-- begin --

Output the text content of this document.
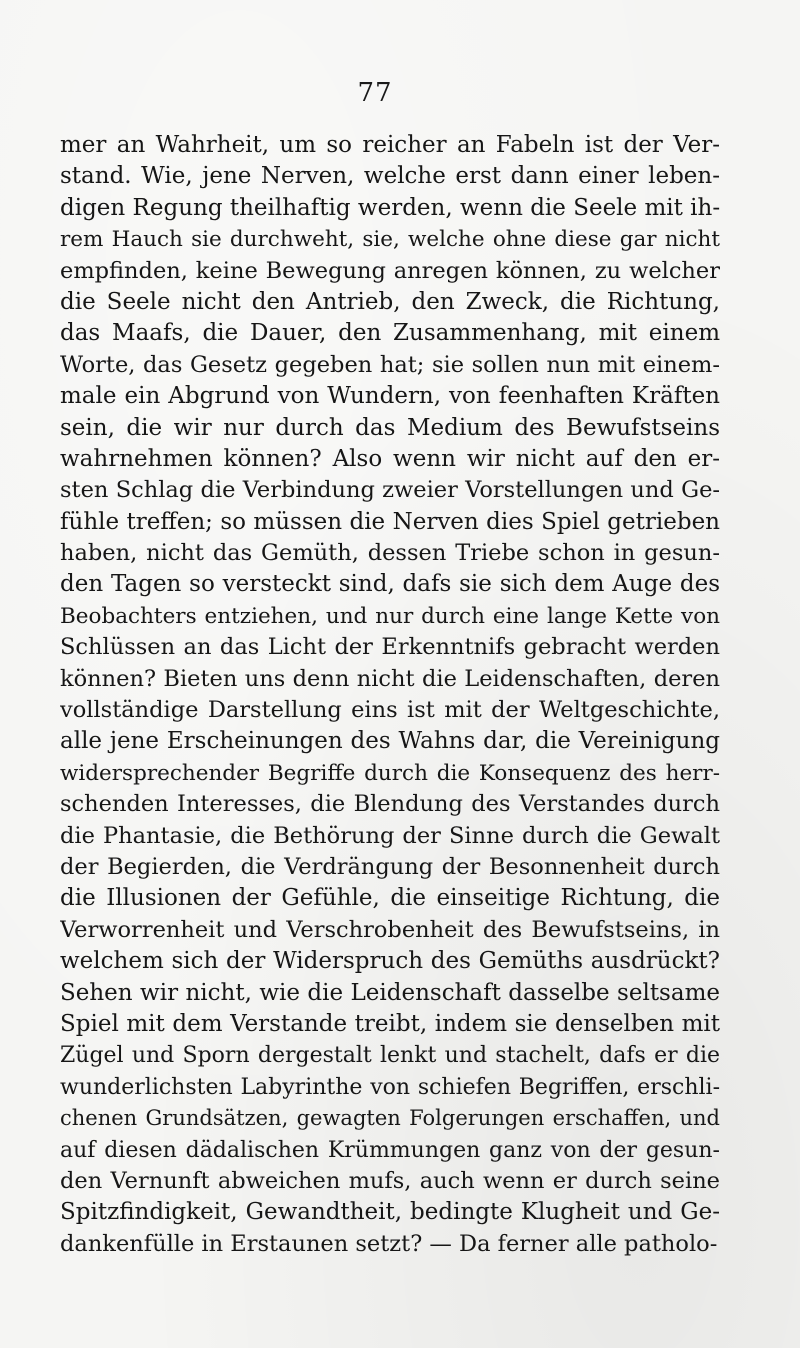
77
mer an Wahrheit, um so reicher an Fabeln ist der Ver-
stand. Wie, jene Nerven, welche erst dann einer leben-
digen Regung theilhaftig werden, wenn die Seele mit ih-
rem Hauch sie durchweht, sie, welche ohne diese gar nicht
empfinden, keine Bewegung anregen können, zu welcher
die Seele nicht den Antrieb, den Zweck, die Richtung,
das Maafs, die Dauer, den Zusammenhang, mit einem
Worte, das Gesetz gegeben hat; sie sollen nun mit einem-
male ein Abgrund von Wundern, von feenhaften Kräften
sein, die wir nur durch das Medium des Bewufstseins
wahrnehmen können? Also wenn wir nicht auf den er-
sten Schlag die Verbindung zweier Vorstellungen und Ge-
fühle treffen; so müssen die Nerven dies Spiel getrieben
haben, nicht das Gemüth, dessen Triebe schon in gesun-
den Tagen so versteckt sind, dafs sie sich dem Auge des
Beobachters entziehen, und nur durch eine lange Kette von
Schlüssen an das Licht der Erkenntnifs gebracht werden
können? Bieten uns denn nicht die Leidenschaften, deren
vollständige Darstellung eins ist mit der Weltgeschichte,
alle jene Erscheinungen des Wahns dar, die Vereinigung
widersprechender Begriffe durch die Konsequenz des herr-
schenden Interesses, die Blendung des Verstandes durch
die Phantasie, die Bethörung der Sinne durch die Gewalt
der Begierden, die Verdrängung der Besonnenheit durch
die Illusionen der Gefühle, die einseitige Richtung, die
Verworrenheit und Verschrobenheit des Bewufstseins, in
welchem sich der Widerspruch des Gemüths ausdrückt?
Sehen wir nicht, wie die Leidenschaft dasselbe seltsame
Spiel mit dem Verstande treibt, indem sie denselben mit
Zügel und Sporn dergestalt lenkt und stachelt, dafs er die
wunderlichsten Labyrinthe von schiefen Begriffen, erschli-
chenen Grundsätzen, gewagten Folgerungen erschaffen, und
auf diesen dädalischen Krümmungen ganz von der gesun-
den Vernunft abweichen mufs, auch wenn er durch seine
Spitzfindigkeit, Gewandtheit, bedingte Klugheit und Ge-
dankenfülle in Erstaunen setzt? — Da ferner alle patholo-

-- end --

**Problem:** Above are records to transcribe exactly; leave their pictures out.

**Solution to this exercise:**
Output the text content of this document.
77
mer an Wahrheit, um so reicher an Fabeln ist der Ver-
stand. Wie, jene Nerven, welche erst dann einer leben-
digen Regung theilhaftig werden, wenn die Seele mit ih-
rem Hauch sie durchweht, sie, welche ohne diese gar nicht
empfinden, keine Bewegung anregen können, zu welcher
die Seele nicht den Antrieb, den Zweck, die Richtung,
das Maafs, die Dauer, den Zusammenhang, mit einem
Worte, das Gesetz gegeben hat; sie sollen nun mit einem-
male ein Abgrund von Wundern, von feenhaften Kräften
sein, die wir nur durch das Medium des Bewufstseins
wahrnehmen können? Also wenn wir nicht auf den er-
sten Schlag die Verbindung zweier Vorstellungen und Ge-
fühle treffen; so müssen die Nerven dies Spiel getrieben
haben, nicht das Gemüth, dessen Triebe schon in gesun-
den Tagen so versteckt sind, dafs sie sich dem Auge des
Beobachters entziehen, und nur durch eine lange Kette von
Schlüssen an das Licht der Erkenntnifs gebracht werden
können? Bieten uns denn nicht die Leidenschaften, deren
vollständige Darstellung eins ist mit der Weltgeschichte,
alle jene Erscheinungen des Wahns dar, die Vereinigung
widersprechender Begriffe durch die Konsequenz des herr-
schenden Interesses, die Blendung des Verstandes durch
die Phantasie, die Bethörung der Sinne durch die Gewalt
der Begierden, die Verdrängung der Besonnenheit durch
die Illusionen der Gefühle, die einseitige Richtung, die
Verworrenheit und Verschrobenheit des Bewufstseins, in
welchem sich der Widerspruch des Gemüths ausdrückt?
Sehen wir nicht, wie die Leidenschaft dasselbe seltsame
Spiel mit dem Verstande treibt, indem sie denselben mit
Zügel und Sporn dergestalt lenkt und stachelt, dafs er die
wunderlichsten Labyrinthe von schiefen Begriffen, erschli-
chenen Grundsätzen, gewagten Folgerungen erschaffen, und
auf diesen dädalischen Krümmungen ganz von der gesun-
den Vernunft abweichen mufs, auch wenn er durch seine
Spitzfindigkeit, Gewandtheit, bedingte Klugheit und Ge-
dankenfülle in Erstaunen setzt? — Da ferner alle patholo-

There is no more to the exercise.